Dataset rows about figures
======
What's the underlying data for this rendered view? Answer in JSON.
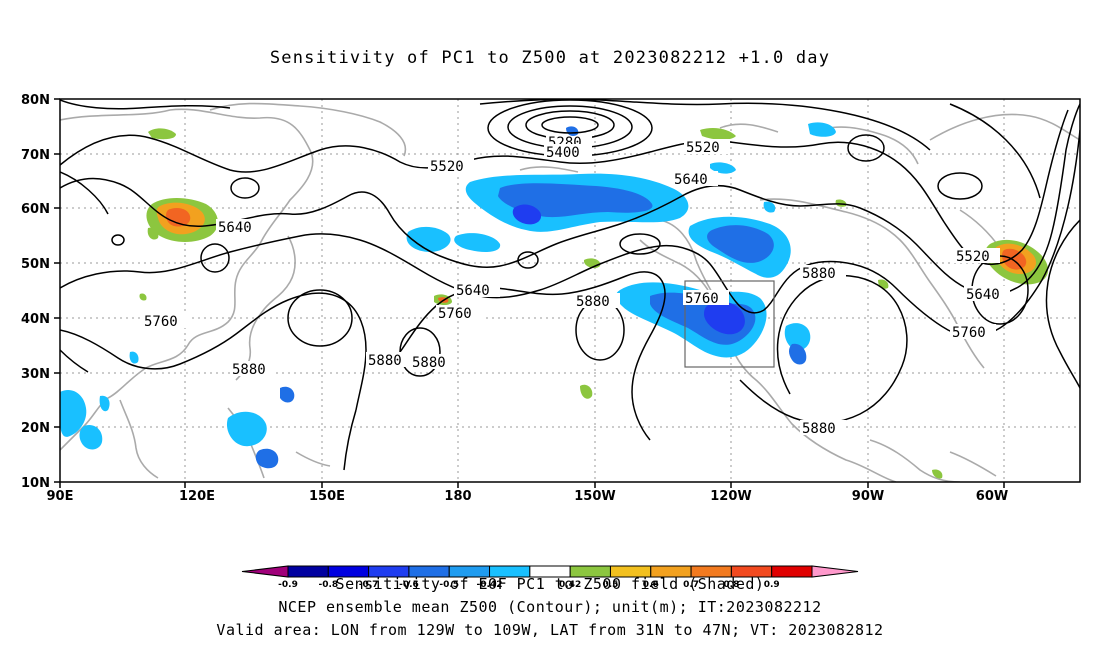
{
  "title": "Sensitivity of PC1 to Z500 at 2023082212 +1.0 day",
  "axes": {
    "lat_labels": [
      "80N",
      "70N",
      "60N",
      "50N",
      "40N",
      "30N",
      "20N",
      "10N"
    ],
    "lon_labels": [
      "90E",
      "120E",
      "150E",
      "180",
      "150W",
      "120W",
      "90W",
      "60W"
    ]
  },
  "contour_labels": [
    "5280",
    "5400",
    "5520",
    "5520",
    "5640",
    "5640",
    "5640",
    "5760",
    "5760",
    "5760",
    "5880",
    "5880",
    "5880",
    "5880",
    "5880",
    "5520",
    "5640",
    "5760",
    "5880"
  ],
  "colors": {
    "neg_dark": "#0000a0",
    "neg_mid": "#1f6fe6",
    "neg_light": "#19c0ff",
    "zero": "#ffffff",
    "pos_green": "#8cc63f",
    "pos_orange": "#f2a11f",
    "pos_deep": "#f26522",
    "coast": "#aaaaaa",
    "grid": "#999999"
  },
  "colorbar": {
    "ticks": [
      "-0.9",
      "-0.8",
      "-0.7",
      "-0.6",
      "-0.5",
      "-0.42",
      "0.42",
      "0.5",
      "0.6",
      "0.7",
      "0.8",
      "0.9"
    ],
    "colors": [
      "#a0007a",
      "#0000a0",
      "#0000e0",
      "#1f3df0",
      "#1f6fe6",
      "#1f9cf0",
      "#19c0ff",
      "#ffffff",
      "#8cc63f",
      "#f2c01f",
      "#f2a11f",
      "#f27a1f",
      "#f24a1f",
      "#e00000",
      "#ff99cc"
    ]
  },
  "colorbar_title": "Sensitivity of EOF PC1 to Z500 field (Shaded)",
  "footer": {
    "line1": "NCEP ensemble mean Z500 (Contour); unit(m); IT:2023082212",
    "line2": "Valid area: LON from 129W to 109W, LAT from 31N to 47N; VT: 2023082812"
  },
  "valid_area": {
    "lon_range_label": "129W to 109W",
    "lat_range_label": "31N to 47N"
  }
}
======
In the records shown above, how many lines include the word "Sensitivity"? Answer with the number only.

2